Exercise directions:
Carry none of the pictures over; set down the material below exactly.

Material to process:
****

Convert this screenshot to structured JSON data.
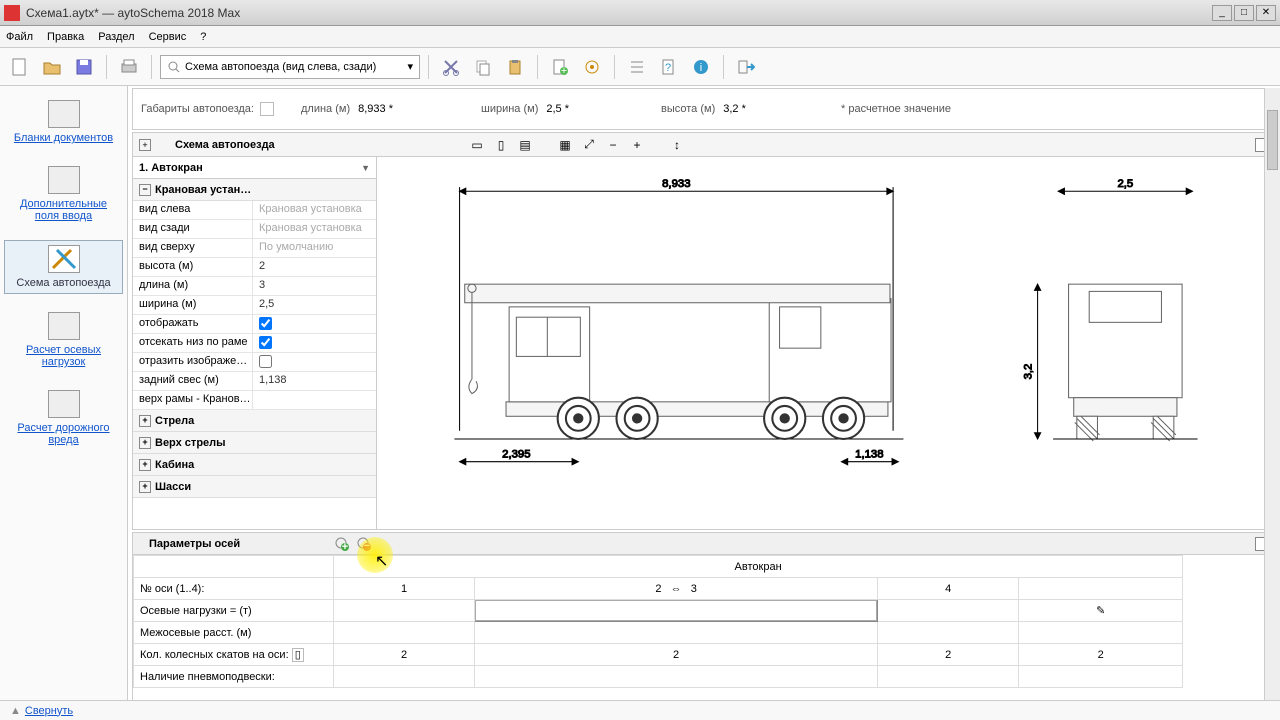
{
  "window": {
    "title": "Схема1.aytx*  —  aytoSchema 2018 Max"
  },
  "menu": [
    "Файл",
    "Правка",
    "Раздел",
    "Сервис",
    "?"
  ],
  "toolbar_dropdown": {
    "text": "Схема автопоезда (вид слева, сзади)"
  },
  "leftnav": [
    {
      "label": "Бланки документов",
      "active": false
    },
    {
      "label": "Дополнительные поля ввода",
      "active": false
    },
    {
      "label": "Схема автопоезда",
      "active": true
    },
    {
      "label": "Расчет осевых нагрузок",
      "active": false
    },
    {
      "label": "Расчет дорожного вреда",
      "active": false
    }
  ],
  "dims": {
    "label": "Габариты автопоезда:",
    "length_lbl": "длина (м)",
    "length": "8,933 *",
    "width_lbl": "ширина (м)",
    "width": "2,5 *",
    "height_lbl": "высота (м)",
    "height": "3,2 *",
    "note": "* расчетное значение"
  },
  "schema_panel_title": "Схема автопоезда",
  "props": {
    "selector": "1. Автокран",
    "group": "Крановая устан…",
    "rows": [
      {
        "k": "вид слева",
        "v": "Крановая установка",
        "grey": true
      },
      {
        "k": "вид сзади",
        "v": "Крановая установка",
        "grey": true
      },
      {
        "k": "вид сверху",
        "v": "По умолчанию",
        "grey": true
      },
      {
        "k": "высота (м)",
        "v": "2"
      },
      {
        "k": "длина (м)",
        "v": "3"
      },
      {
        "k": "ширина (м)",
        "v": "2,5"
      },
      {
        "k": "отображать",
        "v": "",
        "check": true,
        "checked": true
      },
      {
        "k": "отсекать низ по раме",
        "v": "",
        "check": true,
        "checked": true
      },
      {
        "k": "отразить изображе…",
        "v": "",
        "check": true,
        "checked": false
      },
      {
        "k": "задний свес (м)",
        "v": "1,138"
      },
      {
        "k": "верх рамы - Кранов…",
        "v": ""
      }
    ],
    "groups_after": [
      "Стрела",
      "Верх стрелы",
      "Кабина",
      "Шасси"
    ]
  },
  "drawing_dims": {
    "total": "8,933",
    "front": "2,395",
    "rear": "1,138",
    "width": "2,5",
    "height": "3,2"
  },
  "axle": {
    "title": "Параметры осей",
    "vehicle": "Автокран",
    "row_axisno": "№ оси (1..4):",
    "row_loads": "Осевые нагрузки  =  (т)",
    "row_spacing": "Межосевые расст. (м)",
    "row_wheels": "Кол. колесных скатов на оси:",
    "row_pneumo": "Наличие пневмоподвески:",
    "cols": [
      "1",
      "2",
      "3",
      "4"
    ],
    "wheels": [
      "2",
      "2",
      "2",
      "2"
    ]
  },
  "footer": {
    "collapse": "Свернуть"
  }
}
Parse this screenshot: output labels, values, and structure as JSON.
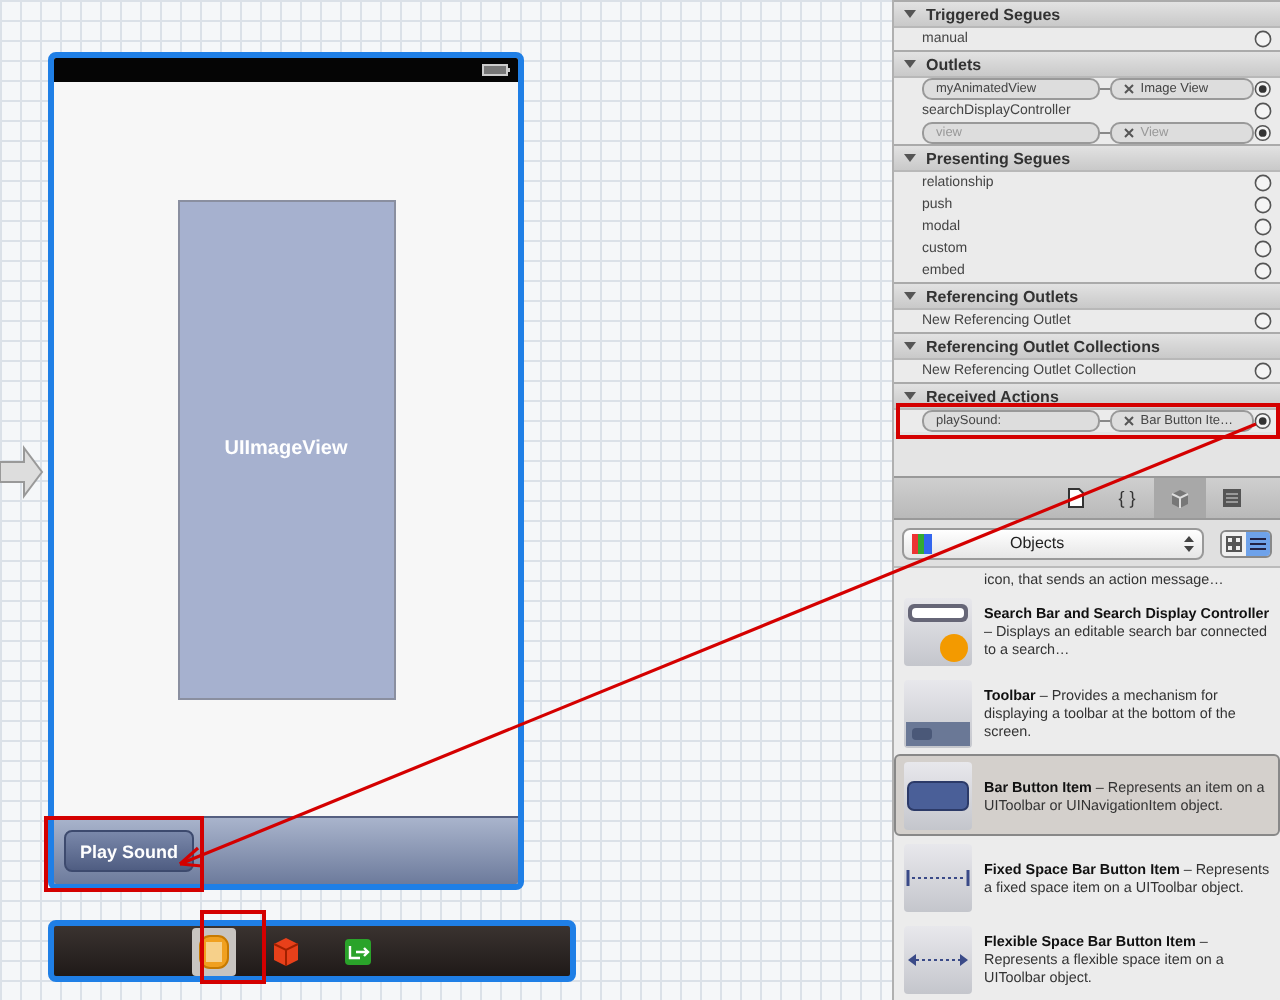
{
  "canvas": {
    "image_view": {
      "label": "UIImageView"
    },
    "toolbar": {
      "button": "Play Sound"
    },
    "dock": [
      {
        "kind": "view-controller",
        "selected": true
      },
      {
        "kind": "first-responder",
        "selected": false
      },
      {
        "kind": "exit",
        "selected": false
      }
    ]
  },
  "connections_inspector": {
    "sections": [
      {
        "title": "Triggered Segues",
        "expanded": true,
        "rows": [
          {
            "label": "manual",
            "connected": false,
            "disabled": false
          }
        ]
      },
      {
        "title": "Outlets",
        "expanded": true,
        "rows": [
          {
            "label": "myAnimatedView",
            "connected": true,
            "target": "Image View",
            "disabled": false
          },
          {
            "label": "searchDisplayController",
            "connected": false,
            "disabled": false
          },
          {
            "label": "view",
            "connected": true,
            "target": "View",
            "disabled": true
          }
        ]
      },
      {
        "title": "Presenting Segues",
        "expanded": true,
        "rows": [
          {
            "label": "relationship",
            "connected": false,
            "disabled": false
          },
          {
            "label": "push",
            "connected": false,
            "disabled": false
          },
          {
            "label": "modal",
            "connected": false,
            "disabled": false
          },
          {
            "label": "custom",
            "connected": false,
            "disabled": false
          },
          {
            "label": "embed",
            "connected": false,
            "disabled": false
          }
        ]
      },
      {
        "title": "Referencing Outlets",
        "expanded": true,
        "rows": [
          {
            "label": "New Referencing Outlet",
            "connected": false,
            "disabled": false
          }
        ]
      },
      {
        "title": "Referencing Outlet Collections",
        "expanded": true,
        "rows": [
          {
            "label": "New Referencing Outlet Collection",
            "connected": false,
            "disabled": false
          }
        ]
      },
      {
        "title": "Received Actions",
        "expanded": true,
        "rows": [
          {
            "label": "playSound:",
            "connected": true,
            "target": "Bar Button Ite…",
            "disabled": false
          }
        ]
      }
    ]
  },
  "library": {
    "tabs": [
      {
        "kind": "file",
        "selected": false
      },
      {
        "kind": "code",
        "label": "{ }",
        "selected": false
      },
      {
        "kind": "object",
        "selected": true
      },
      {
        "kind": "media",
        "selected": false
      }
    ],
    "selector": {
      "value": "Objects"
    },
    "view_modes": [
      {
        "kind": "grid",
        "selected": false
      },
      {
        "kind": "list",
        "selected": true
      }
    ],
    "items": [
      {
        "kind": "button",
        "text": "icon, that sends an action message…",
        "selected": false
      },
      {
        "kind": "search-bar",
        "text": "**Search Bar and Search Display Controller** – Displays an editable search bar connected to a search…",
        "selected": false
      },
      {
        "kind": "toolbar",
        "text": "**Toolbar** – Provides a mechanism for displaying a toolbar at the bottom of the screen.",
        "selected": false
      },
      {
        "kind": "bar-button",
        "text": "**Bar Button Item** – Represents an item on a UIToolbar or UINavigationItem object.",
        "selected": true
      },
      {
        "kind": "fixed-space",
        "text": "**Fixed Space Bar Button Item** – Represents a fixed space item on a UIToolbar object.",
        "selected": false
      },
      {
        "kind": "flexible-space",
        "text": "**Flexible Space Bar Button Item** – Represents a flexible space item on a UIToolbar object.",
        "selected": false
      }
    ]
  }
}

****

Solution to the problem:
Convert this screenshot to structured JSON data.
{
  "window": {
    "title": "Схема1.aytx*  —  aytoSchema 2018 Max"
  },
  "menu": [
    "Файл",
    "Правка",
    "Раздел",
    "Сервис",
    "?"
  ],
  "toolbar_dropdown": {
    "text": "Схема автопоезда (вид слева, сзади)"
  },
  "leftnav": [
    {
      "label": "Бланки документов",
      "active": false
    },
    {
      "label": "Дополнительные поля ввода",
      "active": false
    },
    {
      "label": "Схема автопоезда",
      "active": true
    },
    {
      "label": "Расчет осевых нагрузок",
      "active": false
    },
    {
      "label": "Расчет дорожного вреда",
      "active": false
    }
  ],
  "dims": {
    "label": "Габариты автопоезда:",
    "length_lbl": "длина (м)",
    "length": "8,933 *",
    "width_lbl": "ширина (м)",
    "width": "2,5 *",
    "height_lbl": "высота (м)",
    "height": "3,2 *",
    "note": "* расчетное значение"
  },
  "schema_panel_title": "Схема автопоезда",
  "props": {
    "selector": "1. Автокран",
    "group": "Крановая устан…",
    "rows": [
      {
        "k": "вид слева",
        "v": "Крановая установка",
        "grey": true
      },
      {
        "k": "вид сзади",
        "v": "Крановая установка",
        "grey": true
      },
      {
        "k": "вид сверху",
        "v": "По умолчанию",
        "grey": true
      },
      {
        "k": "высота (м)",
        "v": "2"
      },
      {
        "k": "длина (м)",
        "v": "3"
      },
      {
        "k": "ширина (м)",
        "v": "2,5"
      },
      {
        "k": "отображать",
        "v": "",
        "check": true,
        "checked": true
      },
      {
        "k": "отсекать низ по раме",
        "v": "",
        "check": true,
        "checked": true
      },
      {
        "k": "отразить изображе…",
        "v": "",
        "check": true,
        "checked": false
      },
      {
        "k": "задний свес (м)",
        "v": "1,138"
      },
      {
        "k": "верх рамы - Кранов…",
        "v": ""
      }
    ],
    "groups_after": [
      "Стрела",
      "Верх стрелы",
      "Кабина",
      "Шасси"
    ]
  },
  "drawing_dims": {
    "total": "8,933",
    "front": "2,395",
    "rear": "1,138",
    "width": "2,5",
    "height": "3,2"
  },
  "axle": {
    "title": "Параметры осей",
    "vehicle": "Автокран",
    "row_axisno": "№ оси (1..4):",
    "row_loads": "Осевые нагрузки  =  (т)",
    "row_spacing": "Межосевые расст. (м)",
    "row_wheels": "Кол. колесных скатов на оси:",
    "row_pneumo": "Наличие пневмоподвески:",
    "cols": [
      "1",
      "2",
      "3",
      "4"
    ],
    "wheels": [
      "2",
      "2",
      "2",
      "2"
    ]
  },
  "footer": {
    "collapse": "Свернуть"
  }
}
Parse this screenshot: output labels, values, and structure as JSON.
{
  "canvas": {
    "image_view": {
      "label": "UIImageView"
    },
    "toolbar": {
      "button": "Play Sound"
    },
    "dock": [
      {
        "kind": "view-controller",
        "selected": true
      },
      {
        "kind": "first-responder",
        "selected": false
      },
      {
        "kind": "exit",
        "selected": false
      }
    ]
  },
  "connections_inspector": {
    "sections": [
      {
        "title": "Triggered Segues",
        "expanded": true,
        "rows": [
          {
            "label": "manual",
            "connected": false,
            "disabled": false
          }
        ]
      },
      {
        "title": "Outlets",
        "expanded": true,
        "rows": [
          {
            "label": "myAnimatedView",
            "connected": true,
            "target": "Image View",
            "disabled": false
          },
          {
            "label": "searchDisplayController",
            "connected": false,
            "disabled": false
          },
          {
            "label": "view",
            "connected": true,
            "target": "View",
            "disabled": true
          }
        ]
      },
      {
        "title": "Presenting Segues",
        "expanded": true,
        "rows": [
          {
            "label": "relationship",
            "connected": false,
            "disabled": false
          },
          {
            "label": "push",
            "connected": false,
            "disabled": false
          },
          {
            "label": "modal",
            "connected": false,
            "disabled": false
          },
          {
            "label": "custom",
            "connected": false,
            "disabled": false
          },
          {
            "label": "embed",
            "connected": false,
            "disabled": false
          }
        ]
      },
      {
        "title": "Referencing Outlets",
        "expanded": true,
        "rows": [
          {
            "label": "New Referencing Outlet",
            "connected": false,
            "disabled": false
          }
        ]
      },
      {
        "title": "Referencing Outlet Collections",
        "expanded": true,
        "rows": [
          {
            "label": "New Referencing Outlet Collection",
            "connected": false,
            "disabled": false
          }
        ]
      },
      {
        "title": "Received Actions",
        "expanded": true,
        "rows": [
          {
            "label": "playSound:",
            "connected": true,
            "target": "Bar Button Ite…",
            "disabled": false
          }
        ]
      }
    ]
  },
  "library": {
    "tabs": [
      {
        "kind": "file",
        "selected": false
      },
      {
        "kind": "code",
        "label": "{ }",
        "selected": false
      },
      {
        "kind": "object",
        "selected": true
      },
      {
        "kind": "media",
        "selected": false
      }
    ],
    "selector": {
      "value": "Objects"
    },
    "view_modes": [
      {
        "kind": "grid",
        "selected": false
      },
      {
        "kind": "list",
        "selected": true
      }
    ],
    "items": [
      {
        "kind": "button",
        "text": "icon, that sends an action message…",
        "selected": false
      },
      {
        "kind": "search-bar",
        "text": "**Search Bar and Search Display Controller** – Displays an editable search bar connected to a search…",
        "selected": false
      },
      {
        "kind": "toolbar",
        "text": "**Toolbar** – Provides a mechanism for displaying a toolbar at the bottom of the screen.",
        "selected": false
      },
      {
        "kind": "bar-button",
        "text": "**Bar Button Item** – Represents an item on a UIToolbar or UINavigationItem object.",
        "selected": true
      },
      {
        "kind": "fixed-space",
        "text": "**Fixed Space Bar Button Item** – Represents a fixed space item on a UIToolbar object.",
        "selected": false
      },
      {
        "kind": "flexible-space",
        "text": "**Flexible Space Bar Button Item** – Represents a flexible space item on a UIToolbar object.",
        "selected": false
      }
    ]
  }
}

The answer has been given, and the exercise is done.